[Data entries]
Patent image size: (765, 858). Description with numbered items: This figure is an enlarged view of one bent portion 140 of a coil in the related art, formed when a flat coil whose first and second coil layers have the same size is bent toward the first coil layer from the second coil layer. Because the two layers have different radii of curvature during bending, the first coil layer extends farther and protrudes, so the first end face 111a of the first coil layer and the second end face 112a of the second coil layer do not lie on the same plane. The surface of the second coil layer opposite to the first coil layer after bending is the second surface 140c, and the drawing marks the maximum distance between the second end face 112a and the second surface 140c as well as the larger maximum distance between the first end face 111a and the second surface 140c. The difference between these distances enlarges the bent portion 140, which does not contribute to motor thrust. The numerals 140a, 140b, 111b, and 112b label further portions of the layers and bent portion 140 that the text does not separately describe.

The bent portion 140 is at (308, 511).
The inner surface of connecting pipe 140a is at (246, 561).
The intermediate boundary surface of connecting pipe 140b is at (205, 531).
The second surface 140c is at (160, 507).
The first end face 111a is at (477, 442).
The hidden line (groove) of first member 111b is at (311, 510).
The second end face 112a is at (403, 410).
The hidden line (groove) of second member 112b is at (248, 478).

- THE PROBLEM
Reproduce the listing, changing "flat coil" to "planar coil" and leaving everything else unchanged.

- SOLVED EXERCISE
Patent image size: (765, 858). Description with numbered items: This figure is an enlarged view of one bent portion 140 of a coil in the related art, formed when a planar coil whose first and second coil layers have the same size is bent toward the first coil layer from the second coil layer. Because the two layers have different radii of curvature during bending, the first coil layer extends farther and protrudes, so the first end face 111a of the first coil layer and the second end face 112a of the second coil layer do not lie on the same plane. The surface of the second coil layer opposite to the first coil layer after bending is the second surface 140c, and the drawing marks the maximum distance between the second end face 112a and the second surface 140c as well as the larger maximum distance between the first end face 111a and the second surface 140c. The difference between these distances enlarges the bent portion 140, which does not contribute to motor thrust. The numerals 140a, 140b, 111b, and 112b label further portions of the layers and bent portion 140 that the text does not separately describe.

The bent portion 140 is at (308, 511).
The inner surface of connecting pipe 140a is at (246, 561).
The intermediate boundary surface of connecting pipe 140b is at (205, 531).
The second surface 140c is at (160, 507).
The first end face 111a is at (477, 442).
The hidden line (groove) of first member 111b is at (311, 510).
The second end face 112a is at (403, 410).
The hidden line (groove) of second member 112b is at (248, 478).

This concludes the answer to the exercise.